» **Your instructions**: Identify the lines that contain the word "Nonfarm", then copy them.

··· Data for this task

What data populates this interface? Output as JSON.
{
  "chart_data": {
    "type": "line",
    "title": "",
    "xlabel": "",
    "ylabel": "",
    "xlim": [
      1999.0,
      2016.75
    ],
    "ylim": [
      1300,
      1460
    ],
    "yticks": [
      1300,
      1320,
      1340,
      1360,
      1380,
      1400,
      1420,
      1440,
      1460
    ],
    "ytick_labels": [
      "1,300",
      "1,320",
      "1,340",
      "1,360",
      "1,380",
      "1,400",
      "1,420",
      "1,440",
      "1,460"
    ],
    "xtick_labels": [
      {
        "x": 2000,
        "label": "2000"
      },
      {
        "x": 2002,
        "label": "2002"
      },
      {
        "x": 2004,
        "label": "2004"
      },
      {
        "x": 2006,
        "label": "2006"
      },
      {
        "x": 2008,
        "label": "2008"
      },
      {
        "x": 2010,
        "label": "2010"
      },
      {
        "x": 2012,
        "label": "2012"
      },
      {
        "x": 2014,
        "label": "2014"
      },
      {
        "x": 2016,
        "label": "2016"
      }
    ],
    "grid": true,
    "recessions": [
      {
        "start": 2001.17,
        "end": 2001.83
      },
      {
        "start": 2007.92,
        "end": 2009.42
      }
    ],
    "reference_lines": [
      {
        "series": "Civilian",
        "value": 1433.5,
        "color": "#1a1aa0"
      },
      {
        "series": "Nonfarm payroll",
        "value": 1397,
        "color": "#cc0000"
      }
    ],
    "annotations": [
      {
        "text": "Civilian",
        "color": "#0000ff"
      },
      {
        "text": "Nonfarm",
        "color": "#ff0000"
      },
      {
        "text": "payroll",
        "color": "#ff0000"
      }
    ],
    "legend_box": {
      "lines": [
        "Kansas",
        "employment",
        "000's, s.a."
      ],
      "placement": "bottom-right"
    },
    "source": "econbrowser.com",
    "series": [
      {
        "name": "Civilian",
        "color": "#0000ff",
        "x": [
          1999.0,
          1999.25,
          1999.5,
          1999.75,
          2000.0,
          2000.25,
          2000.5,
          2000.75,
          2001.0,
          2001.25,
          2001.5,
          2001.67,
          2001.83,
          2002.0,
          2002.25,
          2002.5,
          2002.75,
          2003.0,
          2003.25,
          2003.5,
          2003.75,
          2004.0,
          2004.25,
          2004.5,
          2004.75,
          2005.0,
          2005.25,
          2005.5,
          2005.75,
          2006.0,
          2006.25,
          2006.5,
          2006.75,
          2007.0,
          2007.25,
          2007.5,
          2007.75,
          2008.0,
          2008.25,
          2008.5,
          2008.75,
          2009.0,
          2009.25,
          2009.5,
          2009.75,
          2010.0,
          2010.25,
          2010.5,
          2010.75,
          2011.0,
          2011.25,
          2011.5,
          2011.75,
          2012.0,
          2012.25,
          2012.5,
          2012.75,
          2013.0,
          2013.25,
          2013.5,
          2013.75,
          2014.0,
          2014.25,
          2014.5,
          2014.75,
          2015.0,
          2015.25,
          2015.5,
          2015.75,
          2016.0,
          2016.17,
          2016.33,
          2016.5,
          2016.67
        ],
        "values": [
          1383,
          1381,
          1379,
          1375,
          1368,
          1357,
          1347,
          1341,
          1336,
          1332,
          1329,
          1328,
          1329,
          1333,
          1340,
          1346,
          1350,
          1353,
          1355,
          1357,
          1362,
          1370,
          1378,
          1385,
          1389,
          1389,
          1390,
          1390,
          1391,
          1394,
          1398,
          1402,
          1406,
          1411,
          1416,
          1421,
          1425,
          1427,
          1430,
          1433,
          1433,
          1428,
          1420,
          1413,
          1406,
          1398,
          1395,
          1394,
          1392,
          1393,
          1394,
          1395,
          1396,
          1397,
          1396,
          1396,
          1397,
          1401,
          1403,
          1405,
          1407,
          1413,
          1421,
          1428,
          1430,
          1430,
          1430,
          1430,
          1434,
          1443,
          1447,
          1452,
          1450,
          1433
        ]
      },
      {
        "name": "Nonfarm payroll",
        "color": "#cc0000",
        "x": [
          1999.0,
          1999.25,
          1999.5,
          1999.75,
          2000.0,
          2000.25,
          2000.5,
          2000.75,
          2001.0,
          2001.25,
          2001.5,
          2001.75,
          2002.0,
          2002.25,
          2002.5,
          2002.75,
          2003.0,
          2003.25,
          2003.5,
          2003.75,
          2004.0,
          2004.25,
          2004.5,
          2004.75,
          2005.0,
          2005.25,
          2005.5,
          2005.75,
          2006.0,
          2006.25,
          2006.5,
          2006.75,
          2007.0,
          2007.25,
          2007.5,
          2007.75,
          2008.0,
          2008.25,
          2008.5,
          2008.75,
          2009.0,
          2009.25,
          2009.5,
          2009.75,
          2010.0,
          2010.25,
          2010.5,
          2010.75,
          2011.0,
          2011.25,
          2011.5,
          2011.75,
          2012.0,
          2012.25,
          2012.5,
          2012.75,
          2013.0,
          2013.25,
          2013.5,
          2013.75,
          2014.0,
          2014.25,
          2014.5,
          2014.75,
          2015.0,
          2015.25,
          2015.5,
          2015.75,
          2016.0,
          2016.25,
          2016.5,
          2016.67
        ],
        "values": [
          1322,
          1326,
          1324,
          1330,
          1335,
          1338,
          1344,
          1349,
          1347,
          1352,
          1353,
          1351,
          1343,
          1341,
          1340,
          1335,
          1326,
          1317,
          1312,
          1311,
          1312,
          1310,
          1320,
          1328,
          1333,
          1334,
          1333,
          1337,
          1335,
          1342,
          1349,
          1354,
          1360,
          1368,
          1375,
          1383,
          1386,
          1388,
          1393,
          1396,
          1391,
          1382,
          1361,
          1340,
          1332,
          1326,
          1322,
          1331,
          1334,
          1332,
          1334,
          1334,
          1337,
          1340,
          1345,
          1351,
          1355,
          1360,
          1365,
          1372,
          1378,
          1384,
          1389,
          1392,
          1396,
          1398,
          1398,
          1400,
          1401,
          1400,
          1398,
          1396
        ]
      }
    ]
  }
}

······

» **Complete output**:
        "series": "Nonfarm payroll",
        "text": "Nonfarm",
        "name": "Nonfarm payroll",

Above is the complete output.